_Provided records_
START

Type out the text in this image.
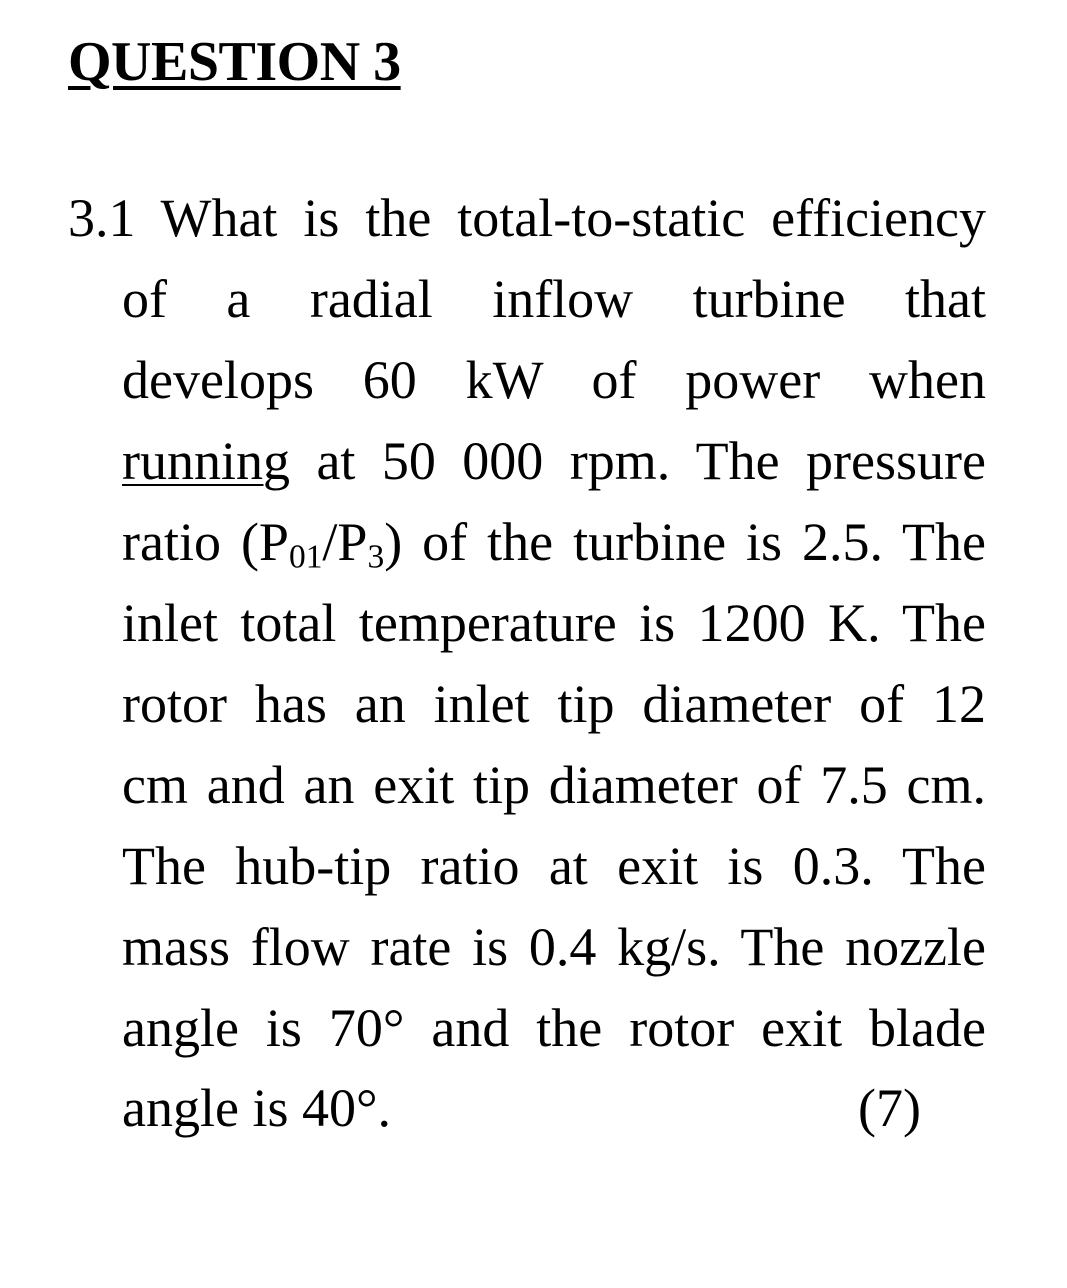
QUESTION 3
3.1 What is the total-to-static efficiency
of a radial inflow turbine that
develops 60 kW of power when
running at 50 000 rpm. The pressure
ratio $(P_{01}/P_3)$ of the turbine is 2.5. The
inlet total temperature is 1200 K. The
rotor has an inlet tip diameter of 12
cm and an exit tip diameter of 7.5 cm.
The hub-tip ratio at exit is 0.3. The
mass flow rate is 0.4 kg/s. The nozzle
angle is 70° and the rotor exit blade
angle is 40°.	(7)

END

_Exercise brief_
Every entry above is to be set down exactly; the pictures are to be left out.

_Output below_
Type out the text in this image.
QUESTION 3
3.1 What is the total-to-static efficiency
of a radial inflow turbine that
develops 60 kW of power when
running at 50 000 rpm. The pressure
ratio $(P_{01}/P_3)$ of the turbine is 2.5. The
inlet total temperature is 1200 K. The
rotor has an inlet tip diameter of 12
cm and an exit tip diameter of 7.5 cm.
The hub-tip ratio at exit is 0.3. The
mass flow rate is 0.4 kg/s. The nozzle
angle is 70° and the rotor exit blade
angle is 40°.	(7)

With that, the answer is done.